### Dataset rows
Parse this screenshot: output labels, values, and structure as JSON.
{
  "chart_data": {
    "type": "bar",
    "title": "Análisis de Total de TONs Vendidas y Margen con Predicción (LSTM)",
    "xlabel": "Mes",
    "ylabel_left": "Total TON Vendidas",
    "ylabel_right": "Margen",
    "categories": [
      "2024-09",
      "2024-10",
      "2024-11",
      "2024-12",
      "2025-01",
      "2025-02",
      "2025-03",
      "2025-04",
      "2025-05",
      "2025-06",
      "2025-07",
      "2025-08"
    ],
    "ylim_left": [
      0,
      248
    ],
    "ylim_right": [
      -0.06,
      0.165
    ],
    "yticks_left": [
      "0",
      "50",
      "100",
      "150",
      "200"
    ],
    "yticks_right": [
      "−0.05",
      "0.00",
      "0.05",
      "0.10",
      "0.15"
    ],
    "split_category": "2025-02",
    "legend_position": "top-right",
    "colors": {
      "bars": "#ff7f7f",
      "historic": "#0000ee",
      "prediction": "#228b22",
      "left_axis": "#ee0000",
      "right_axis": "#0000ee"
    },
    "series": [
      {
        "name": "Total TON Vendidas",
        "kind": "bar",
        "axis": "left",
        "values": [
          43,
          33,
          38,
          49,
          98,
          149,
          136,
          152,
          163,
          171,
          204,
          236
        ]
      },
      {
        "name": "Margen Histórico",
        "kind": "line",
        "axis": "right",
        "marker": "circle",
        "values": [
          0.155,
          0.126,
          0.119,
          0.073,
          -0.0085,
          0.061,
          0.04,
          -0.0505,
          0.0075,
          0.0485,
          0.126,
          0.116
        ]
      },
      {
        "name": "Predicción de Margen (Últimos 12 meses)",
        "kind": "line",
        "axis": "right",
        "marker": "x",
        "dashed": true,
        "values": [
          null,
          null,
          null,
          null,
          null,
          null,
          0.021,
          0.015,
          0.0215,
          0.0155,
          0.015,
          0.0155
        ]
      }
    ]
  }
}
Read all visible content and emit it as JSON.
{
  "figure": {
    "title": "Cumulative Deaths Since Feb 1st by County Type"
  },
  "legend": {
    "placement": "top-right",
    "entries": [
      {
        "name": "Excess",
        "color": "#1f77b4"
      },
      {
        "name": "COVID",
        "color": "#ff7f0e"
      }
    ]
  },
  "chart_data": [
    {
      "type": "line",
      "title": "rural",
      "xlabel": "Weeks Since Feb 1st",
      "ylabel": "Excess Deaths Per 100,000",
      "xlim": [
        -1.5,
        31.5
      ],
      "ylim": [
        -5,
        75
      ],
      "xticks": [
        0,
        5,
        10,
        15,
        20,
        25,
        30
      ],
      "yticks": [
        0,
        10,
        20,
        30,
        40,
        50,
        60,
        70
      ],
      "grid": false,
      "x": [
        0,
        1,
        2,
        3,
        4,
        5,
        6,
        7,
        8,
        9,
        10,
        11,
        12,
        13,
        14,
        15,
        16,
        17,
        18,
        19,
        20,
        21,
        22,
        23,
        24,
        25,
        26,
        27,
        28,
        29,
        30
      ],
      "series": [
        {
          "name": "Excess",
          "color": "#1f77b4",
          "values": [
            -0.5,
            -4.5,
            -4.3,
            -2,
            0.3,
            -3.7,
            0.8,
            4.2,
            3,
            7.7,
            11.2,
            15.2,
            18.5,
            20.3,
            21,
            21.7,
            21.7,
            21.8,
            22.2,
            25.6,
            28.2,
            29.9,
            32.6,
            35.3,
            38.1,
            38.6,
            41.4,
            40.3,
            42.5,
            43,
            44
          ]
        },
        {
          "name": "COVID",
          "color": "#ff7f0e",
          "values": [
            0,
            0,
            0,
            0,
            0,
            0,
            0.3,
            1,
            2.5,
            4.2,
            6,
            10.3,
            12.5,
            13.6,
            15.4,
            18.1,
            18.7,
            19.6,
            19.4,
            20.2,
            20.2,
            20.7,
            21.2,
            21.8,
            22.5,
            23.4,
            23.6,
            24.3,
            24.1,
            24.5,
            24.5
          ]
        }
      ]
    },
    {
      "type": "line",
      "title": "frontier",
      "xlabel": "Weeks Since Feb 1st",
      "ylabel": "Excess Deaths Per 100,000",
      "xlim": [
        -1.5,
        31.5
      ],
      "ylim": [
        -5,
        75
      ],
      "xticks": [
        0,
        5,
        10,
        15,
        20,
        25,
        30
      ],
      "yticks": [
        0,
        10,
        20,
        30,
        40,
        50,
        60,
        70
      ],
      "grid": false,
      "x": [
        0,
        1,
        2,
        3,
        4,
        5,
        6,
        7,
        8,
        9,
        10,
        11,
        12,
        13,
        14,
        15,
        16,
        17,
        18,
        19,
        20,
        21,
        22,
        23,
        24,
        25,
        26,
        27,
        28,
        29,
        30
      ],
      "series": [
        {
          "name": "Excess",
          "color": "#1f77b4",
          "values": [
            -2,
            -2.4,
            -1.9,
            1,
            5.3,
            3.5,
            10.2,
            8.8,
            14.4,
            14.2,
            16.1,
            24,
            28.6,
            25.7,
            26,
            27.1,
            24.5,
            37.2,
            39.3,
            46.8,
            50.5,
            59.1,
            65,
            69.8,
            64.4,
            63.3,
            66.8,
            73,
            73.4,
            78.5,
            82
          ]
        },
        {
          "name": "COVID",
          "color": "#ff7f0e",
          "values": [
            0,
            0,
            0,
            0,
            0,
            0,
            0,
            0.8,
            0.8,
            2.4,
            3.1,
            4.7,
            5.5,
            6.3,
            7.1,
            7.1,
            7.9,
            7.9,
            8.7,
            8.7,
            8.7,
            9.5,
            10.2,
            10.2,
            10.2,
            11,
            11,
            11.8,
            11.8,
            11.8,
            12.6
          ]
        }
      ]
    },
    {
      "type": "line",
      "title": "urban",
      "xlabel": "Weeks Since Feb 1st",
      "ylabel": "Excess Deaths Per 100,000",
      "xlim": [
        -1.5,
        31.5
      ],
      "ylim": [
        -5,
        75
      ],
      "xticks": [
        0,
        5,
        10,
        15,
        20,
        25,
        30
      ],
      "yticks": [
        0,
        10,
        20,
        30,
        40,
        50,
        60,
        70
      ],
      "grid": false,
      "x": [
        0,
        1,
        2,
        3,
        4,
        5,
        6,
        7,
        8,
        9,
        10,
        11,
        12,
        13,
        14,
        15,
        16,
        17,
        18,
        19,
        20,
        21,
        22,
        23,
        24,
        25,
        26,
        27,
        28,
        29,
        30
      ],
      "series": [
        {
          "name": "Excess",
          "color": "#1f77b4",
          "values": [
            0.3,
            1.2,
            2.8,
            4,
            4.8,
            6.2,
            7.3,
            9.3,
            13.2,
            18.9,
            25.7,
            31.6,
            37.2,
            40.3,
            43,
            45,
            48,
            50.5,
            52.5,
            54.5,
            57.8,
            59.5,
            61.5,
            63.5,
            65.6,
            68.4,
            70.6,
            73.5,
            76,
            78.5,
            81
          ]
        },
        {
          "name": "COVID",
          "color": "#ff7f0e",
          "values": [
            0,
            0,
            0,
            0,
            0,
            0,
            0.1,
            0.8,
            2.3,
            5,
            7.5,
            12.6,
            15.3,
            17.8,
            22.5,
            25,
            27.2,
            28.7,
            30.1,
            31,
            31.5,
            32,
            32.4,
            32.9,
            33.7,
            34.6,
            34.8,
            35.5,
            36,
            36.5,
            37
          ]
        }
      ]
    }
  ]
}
######
Exercise goal:
Would you give the material above again, complete and exact?

Solution:
Parse this screenshot: output labels, values, and structure as JSON.
{
  "chart_data": {
    "type": "bar",
    "title": "Análisis de Total de TONs Vendidas y Margen con Predicción (LSTM)",
    "xlabel": "Mes",
    "ylabel_left": "Total TON Vendidas",
    "ylabel_right": "Margen",
    "categories": [
      "2024-09",
      "2024-10",
      "2024-11",
      "2024-12",
      "2025-01",
      "2025-02",
      "2025-03",
      "2025-04",
      "2025-05",
      "2025-06",
      "2025-07",
      "2025-08"
    ],
    "ylim_left": [
      0,
      248
    ],
    "ylim_right": [
      -0.06,
      0.165
    ],
    "yticks_left": [
      "0",
      "50",
      "100",
      "150",
      "200"
    ],
    "yticks_right": [
      "−0.05",
      "0.00",
      "0.05",
      "0.10",
      "0.15"
    ],
    "split_category": "2025-02",
    "legend_position": "top-right",
    "colors": {
      "bars": "#ff7f7f",
      "historic": "#0000ee",
      "prediction": "#228b22",
      "left_axis": "#ee0000",
      "right_axis": "#0000ee"
    },
    "series": [
      {
        "name": "Total TON Vendidas",
        "kind": "bar",
        "axis": "left",
        "values": [
          43,
          33,
          38,
          49,
          98,
          149,
          136,
          152,
          163,
          171,
          204,
          236
        ]
      },
      {
        "name": "Margen Histórico",
        "kind": "line",
        "axis": "right",
        "marker": "circle",
        "values": [
          0.155,
          0.126,
          0.119,
          0.073,
          -0.0085,
          0.061,
          0.04,
          -0.0505,
          0.0075,
          0.0485,
          0.126,
          0.116
        ]
      },
      {
        "name": "Predicción de Margen (Últimos 12 meses)",
        "kind": "line",
        "axis": "right",
        "marker": "x",
        "dashed": true,
        "values": [
          null,
          null,
          null,
          null,
          null,
          null,
          0.021,
          0.015,
          0.0215,
          0.0155,
          0.015,
          0.0155
        ]
      }
    ]
  }
}
Read all visible content and emit it as JSON.
{
  "figure": {
    "title": "Cumulative Deaths Since Feb 1st by County Type"
  },
  "legend": {
    "placement": "top-right",
    "entries": [
      {
        "name": "Excess",
        "color": "#1f77b4"
      },
      {
        "name": "COVID",
        "color": "#ff7f0e"
      }
    ]
  },
  "chart_data": [
    {
      "type": "line",
      "title": "rural",
      "xlabel": "Weeks Since Feb 1st",
      "ylabel": "Excess Deaths Per 100,000",
      "xlim": [
        -1.5,
        31.5
      ],
      "ylim": [
        -5,
        75
      ],
      "xticks": [
        0,
        5,
        10,
        15,
        20,
        25,
        30
      ],
      "yticks": [
        0,
        10,
        20,
        30,
        40,
        50,
        60,
        70
      ],
      "grid": false,
      "x": [
        0,
        1,
        2,
        3,
        4,
        5,
        6,
        7,
        8,
        9,
        10,
        11,
        12,
        13,
        14,
        15,
        16,
        17,
        18,
        19,
        20,
        21,
        22,
        23,
        24,
        25,
        26,
        27,
        28,
        29,
        30
      ],
      "series": [
        {
          "name": "Excess",
          "color": "#1f77b4",
          "values": [
            -0.5,
            -4.5,
            -4.3,
            -2,
            0.3,
            -3.7,
            0.8,
            4.2,
            3,
            7.7,
            11.2,
            15.2,
            18.5,
            20.3,
            21,
            21.7,
            21.7,
            21.8,
            22.2,
            25.6,
            28.2,
            29.9,
            32.6,
            35.3,
            38.1,
            38.6,
            41.4,
            40.3,
            42.5,
            43,
            44
          ]
        },
        {
          "name": "COVID",
          "color": "#ff7f0e",
          "values": [
            0,
            0,
            0,
            0,
            0,
            0,
            0.3,
            1,
            2.5,
            4.2,
            6,
            10.3,
            12.5,
            13.6,
            15.4,
            18.1,
            18.7,
            19.6,
            19.4,
            20.2,
            20.2,
            20.7,
            21.2,
            21.8,
            22.5,
            23.4,
            23.6,
            24.3,
            24.1,
            24.5,
            24.5
          ]
        }
      ]
    },
    {
      "type": "line",
      "title": "frontier",
      "xlabel": "Weeks Since Feb 1st",
      "ylabel": "Excess Deaths Per 100,000",
      "xlim": [
        -1.5,
        31.5
      ],
      "ylim": [
        -5,
        75
      ],
      "xticks": [
        0,
        5,
        10,
        15,
        20,
        25,
        30
      ],
      "yticks": [
        0,
        10,
        20,
        30,
        40,
        50,
        60,
        70
      ],
      "grid": false,
      "x": [
        0,
        1,
        2,
        3,
        4,
        5,
        6,
        7,
        8,
        9,
        10,
        11,
        12,
        13,
        14,
        15,
        16,
        17,
        18,
        19,
        20,
        21,
        22,
        23,
        24,
        25,
        26,
        27,
        28,
        29,
        30
      ],
      "series": [
        {
          "name": "Excess",
          "color": "#1f77b4",
          "values": [
            -2,
            -2.4,
            -1.9,
            1,
            5.3,
            3.5,
            10.2,
            8.8,
            14.4,
            14.2,
            16.1,
            24,
            28.6,
            25.7,
            26,
            27.1,
            24.5,
            37.2,
            39.3,
            46.8,
            50.5,
            59.1,
            65,
            69.8,
            64.4,
            63.3,
            66.8,
            73,
            73.4,
            78.5,
            82
          ]
        },
        {
          "name": "COVID",
          "color": "#ff7f0e",
          "values": [
            0,
            0,
            0,
            0,
            0,
            0,
            0,
            0.8,
            0.8,
            2.4,
            3.1,
            4.7,
            5.5,
            6.3,
            7.1,
            7.1,
            7.9,
            7.9,
            8.7,
            8.7,
            8.7,
            9.5,
            10.2,
            10.2,
            10.2,
            11,
            11,
            11.8,
            11.8,
            11.8,
            12.6
          ]
        }
      ]
    },
    {
      "type": "line",
      "title": "urban",
      "xlabel": "Weeks Since Feb 1st",
      "ylabel": "Excess Deaths Per 100,000",
      "xlim": [
        -1.5,
        31.5
      ],
      "ylim": [
        -5,
        75
      ],
      "xticks": [
        0,
        5,
        10,
        15,
        20,
        25,
        30
      ],
      "yticks": [
        0,
        10,
        20,
        30,
        40,
        50,
        60,
        70
      ],
      "grid": false,
      "x": [
        0,
        1,
        2,
        3,
        4,
        5,
        6,
        7,
        8,
        9,
        10,
        11,
        12,
        13,
        14,
        15,
        16,
        17,
        18,
        19,
        20,
        21,
        22,
        23,
        24,
        25,
        26,
        27,
        28,
        29,
        30
      ],
      "series": [
        {
          "name": "Excess",
          "color": "#1f77b4",
          "values": [
            0.3,
            1.2,
            2.8,
            4,
            4.8,
            6.2,
            7.3,
            9.3,
            13.2,
            18.9,
            25.7,
            31.6,
            37.2,
            40.3,
            43,
            45,
            48,
            50.5,
            52.5,
            54.5,
            57.8,
            59.5,
            61.5,
            63.5,
            65.6,
            68.4,
            70.6,
            73.5,
            76,
            78.5,
            81
          ]
        },
        {
          "name": "COVID",
          "color": "#ff7f0e",
          "values": [
            0,
            0,
            0,
            0,
            0,
            0,
            0.1,
            0.8,
            2.3,
            5,
            7.5,
            12.6,
            15.3,
            17.8,
            22.5,
            25,
            27.2,
            28.7,
            30.1,
            31,
            31.5,
            32,
            32.4,
            32.9,
            33.7,
            34.6,
            34.8,
            35.5,
            36,
            36.5,
            37
          ]
        }
      ]
    }
  ]
}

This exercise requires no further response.